» GOAL OF THE EXERCISE: Leave out the pictures and restate the rest of the data exactly.

» EXTRACTED DATA:
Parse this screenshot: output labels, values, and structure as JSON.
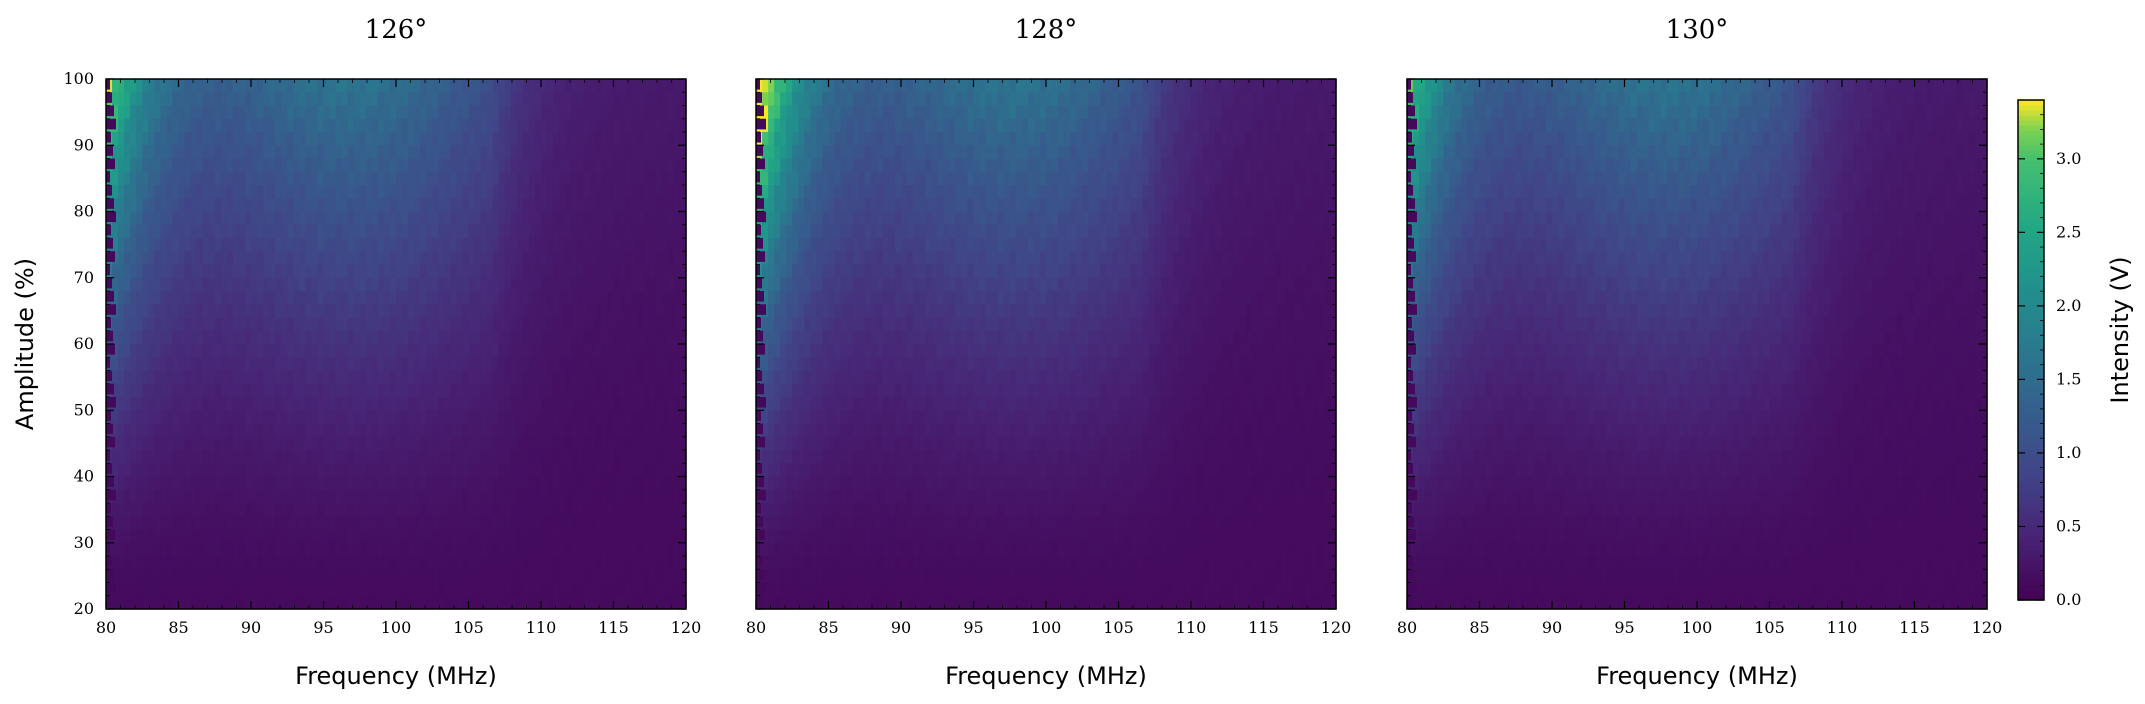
{
  "chart_data": {
    "type": "heatmap",
    "colormap": "viridis",
    "x_range": [
      80,
      120
    ],
    "y_range": [
      20,
      100
    ],
    "xticks": [
      80,
      85,
      90,
      95,
      100,
      105,
      110,
      115,
      120
    ],
    "yticks": [
      20,
      30,
      40,
      50,
      60,
      70,
      80,
      90,
      100
    ],
    "xlabel": "Frequency (MHz)",
    "ylabel": "Amplitude (%)",
    "colorbar": {
      "label": "Intensity (V)",
      "range": [
        0.0,
        3.4
      ],
      "ticks": [
        "0.0",
        "0.5",
        "1.0",
        "1.5",
        "2.0",
        "2.5",
        "3.0"
      ]
    },
    "panels": [
      {
        "title": "126°",
        "peak_intensity": 2.7,
        "secondary_band_center_mhz": 97,
        "intensity_at_100pct": [
          {
            "x": 81,
            "value": 2.5
          },
          {
            "x": 83,
            "value": 2.1
          },
          {
            "x": 86,
            "value": 1.4
          },
          {
            "x": 90,
            "value": 1.2
          },
          {
            "x": 95,
            "value": 1.4
          },
          {
            "x": 100,
            "value": 1.3
          },
          {
            "x": 105,
            "value": 1.0
          },
          {
            "x": 110,
            "value": 0.4
          },
          {
            "x": 120,
            "value": 0.35
          }
        ]
      },
      {
        "title": "128°",
        "peak_intensity": 3.4,
        "secondary_band_center_mhz": 98,
        "intensity_at_100pct": [
          {
            "x": 81,
            "value": 3.2
          },
          {
            "x": 83,
            "value": 2.7
          },
          {
            "x": 86,
            "value": 1.6
          },
          {
            "x": 90,
            "value": 1.3
          },
          {
            "x": 95,
            "value": 1.6
          },
          {
            "x": 100,
            "value": 1.5
          },
          {
            "x": 105,
            "value": 1.1
          },
          {
            "x": 110,
            "value": 0.45
          },
          {
            "x": 120,
            "value": 0.35
          }
        ]
      },
      {
        "title": "130°",
        "peak_intensity": 2.5,
        "secondary_band_center_mhz": 98,
        "intensity_at_100pct": [
          {
            "x": 81,
            "value": 2.3
          },
          {
            "x": 83,
            "value": 1.9
          },
          {
            "x": 86,
            "value": 1.3
          },
          {
            "x": 90,
            "value": 1.1
          },
          {
            "x": 95,
            "value": 1.3
          },
          {
            "x": 100,
            "value": 1.3
          },
          {
            "x": 105,
            "value": 1.0
          },
          {
            "x": 110,
            "value": 0.4
          },
          {
            "x": 120,
            "value": 0.35
          }
        ]
      }
    ]
  }
}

» EXERCISE SOLUTION:
Parse this screenshot: output labels, values, and structure as JSON.
{
  "chart_data": {
    "type": "heatmap",
    "colormap": "viridis",
    "x_range": [
      80,
      120
    ],
    "y_range": [
      20,
      100
    ],
    "xticks": [
      80,
      85,
      90,
      95,
      100,
      105,
      110,
      115,
      120
    ],
    "yticks": [
      20,
      30,
      40,
      50,
      60,
      70,
      80,
      90,
      100
    ],
    "xlabel": "Frequency (MHz)",
    "ylabel": "Amplitude (%)",
    "colorbar": {
      "label": "Intensity (V)",
      "range": [
        0.0,
        3.4
      ],
      "ticks": [
        "0.0",
        "0.5",
        "1.0",
        "1.5",
        "2.0",
        "2.5",
        "3.0"
      ]
    },
    "panels": [
      {
        "title": "126°",
        "peak_intensity": 2.7,
        "secondary_band_center_mhz": 97,
        "intensity_at_100pct": [
          {
            "x": 81,
            "value": 2.5
          },
          {
            "x": 83,
            "value": 2.1
          },
          {
            "x": 86,
            "value": 1.4
          },
          {
            "x": 90,
            "value": 1.2
          },
          {
            "x": 95,
            "value": 1.4
          },
          {
            "x": 100,
            "value": 1.3
          },
          {
            "x": 105,
            "value": 1.0
          },
          {
            "x": 110,
            "value": 0.4
          },
          {
            "x": 120,
            "value": 0.35
          }
        ]
      },
      {
        "title": "128°",
        "peak_intensity": 3.4,
        "secondary_band_center_mhz": 98,
        "intensity_at_100pct": [
          {
            "x": 81,
            "value": 3.2
          },
          {
            "x": 83,
            "value": 2.7
          },
          {
            "x": 86,
            "value": 1.6
          },
          {
            "x": 90,
            "value": 1.3
          },
          {
            "x": 95,
            "value": 1.6
          },
          {
            "x": 100,
            "value": 1.5
          },
          {
            "x": 105,
            "value": 1.1
          },
          {
            "x": 110,
            "value": 0.45
          },
          {
            "x": 120,
            "value": 0.35
          }
        ]
      },
      {
        "title": "130°",
        "peak_intensity": 2.5,
        "secondary_band_center_mhz": 98,
        "intensity_at_100pct": [
          {
            "x": 81,
            "value": 2.3
          },
          {
            "x": 83,
            "value": 1.9
          },
          {
            "x": 86,
            "value": 1.3
          },
          {
            "x": 90,
            "value": 1.1
          },
          {
            "x": 95,
            "value": 1.3
          },
          {
            "x": 100,
            "value": 1.3
          },
          {
            "x": 105,
            "value": 1.0
          },
          {
            "x": 110,
            "value": 0.4
          },
          {
            "x": 120,
            "value": 0.35
          }
        ]
      }
    ]
  }
}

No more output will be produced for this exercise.